Each entry below should be written out exactly as it is, with no pictures.

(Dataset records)
******************************

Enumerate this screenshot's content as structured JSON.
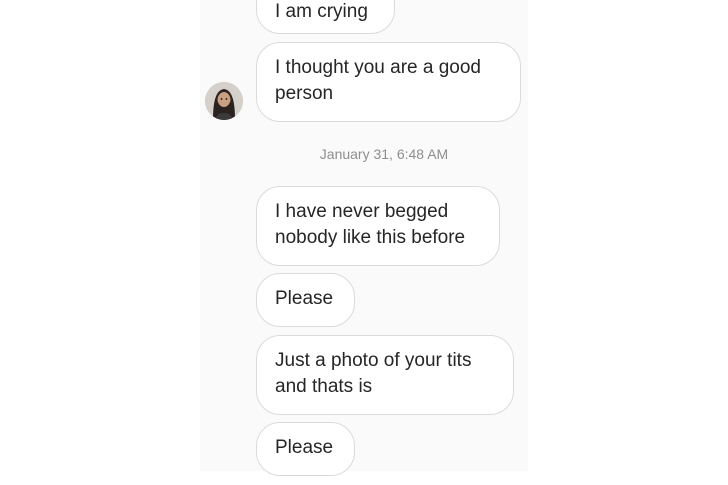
{
  "conversation": {
    "messages": [
      {
        "text": "I am crying"
      },
      {
        "text": "I thought you are a good person"
      },
      {
        "text": "I have never begged nobody like this before"
      },
      {
        "text": "Please"
      },
      {
        "text": "Just a photo of your tits and thats is"
      },
      {
        "text": "Please"
      }
    ],
    "timestamp": "January 31, 6:48 AM",
    "sender_avatar": {
      "icon": "user-avatar-photo"
    }
  },
  "colors": {
    "background": "#ffffff",
    "panel": "#fafafa",
    "bubble_border": "#dbdbdb",
    "text": "#262626",
    "timestamp": "#8e8e8e"
  }
}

******************************

### Answer for the task
Enumerate this screenshot's content as structured JSON.
{
  "conversation": {
    "messages": [
      {
        "text": "I am crying"
      },
      {
        "text": "I thought you are a good person"
      },
      {
        "text": "I have never begged nobody like this before"
      },
      {
        "text": "Please"
      },
      {
        "text": "Just a photo of your tits and thats is"
      },
      {
        "text": "Please"
      }
    ],
    "timestamp": "January 31, 6:48 AM",
    "sender_avatar": {
      "icon": "user-avatar-photo"
    }
  },
  "colors": {
    "background": "#ffffff",
    "panel": "#fafafa",
    "bubble_border": "#dbdbdb",
    "text": "#262626",
    "timestamp": "#8e8e8e"
  }
}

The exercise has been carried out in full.